_Exercise details_
Could you write out the records below exactly as they appear, leaving out any pictures?

_Task input_

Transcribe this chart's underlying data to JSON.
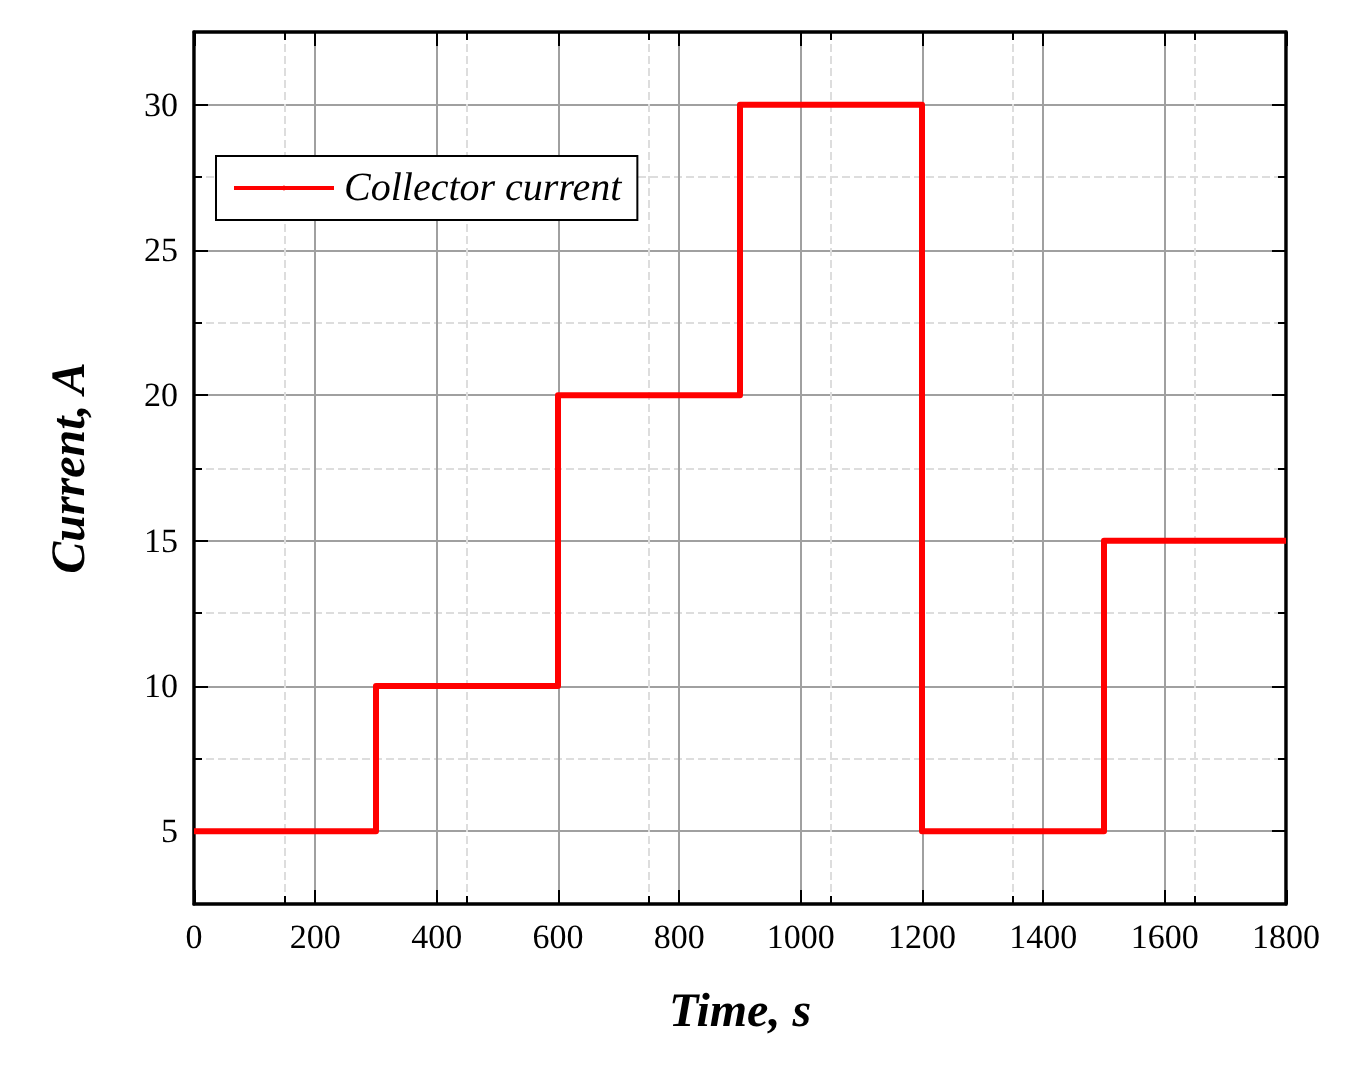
{
  "chart_data": {
    "type": "step",
    "xlabel": "Time, s",
    "ylabel": "Current, A",
    "x": [
      0,
      300,
      600,
      900,
      1200,
      1500,
      1800
    ],
    "series": [
      {
        "name": "Collector current",
        "color": "#ff0000",
        "values": [
          5,
          10,
          20,
          30,
          5,
          15,
          15
        ]
      }
    ],
    "xlim": [
      0,
      1800
    ],
    "xticks": [
      0,
      200,
      400,
      600,
      800,
      1000,
      1200,
      1400,
      1600,
      1800
    ],
    "ylim": [
      2.5,
      32.5
    ],
    "yticks": [
      5,
      10,
      15,
      20,
      25,
      30
    ],
    "grid": true,
    "legend": "top left",
    "line_style": "solid"
  }
}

_The output_
Transcribe this chart's underlying data to JSON.
{
  "chart_data": {
    "type": "step",
    "xlabel": "Time, s",
    "ylabel": "Current, A",
    "x": [
      0,
      300,
      600,
      900,
      1200,
      1500,
      1800
    ],
    "series": [
      {
        "name": "Collector current",
        "color": "#ff0000",
        "values": [
          5,
          10,
          20,
          30,
          5,
          15,
          15
        ]
      }
    ],
    "xlim": [
      0,
      1800
    ],
    "xticks": [
      0,
      200,
      400,
      600,
      800,
      1000,
      1200,
      1400,
      1600,
      1800
    ],
    "ylim": [
      2.5,
      32.5
    ],
    "yticks": [
      5,
      10,
      15,
      20,
      25,
      30
    ],
    "grid": true,
    "legend": "top left",
    "line_style": "solid"
  }
}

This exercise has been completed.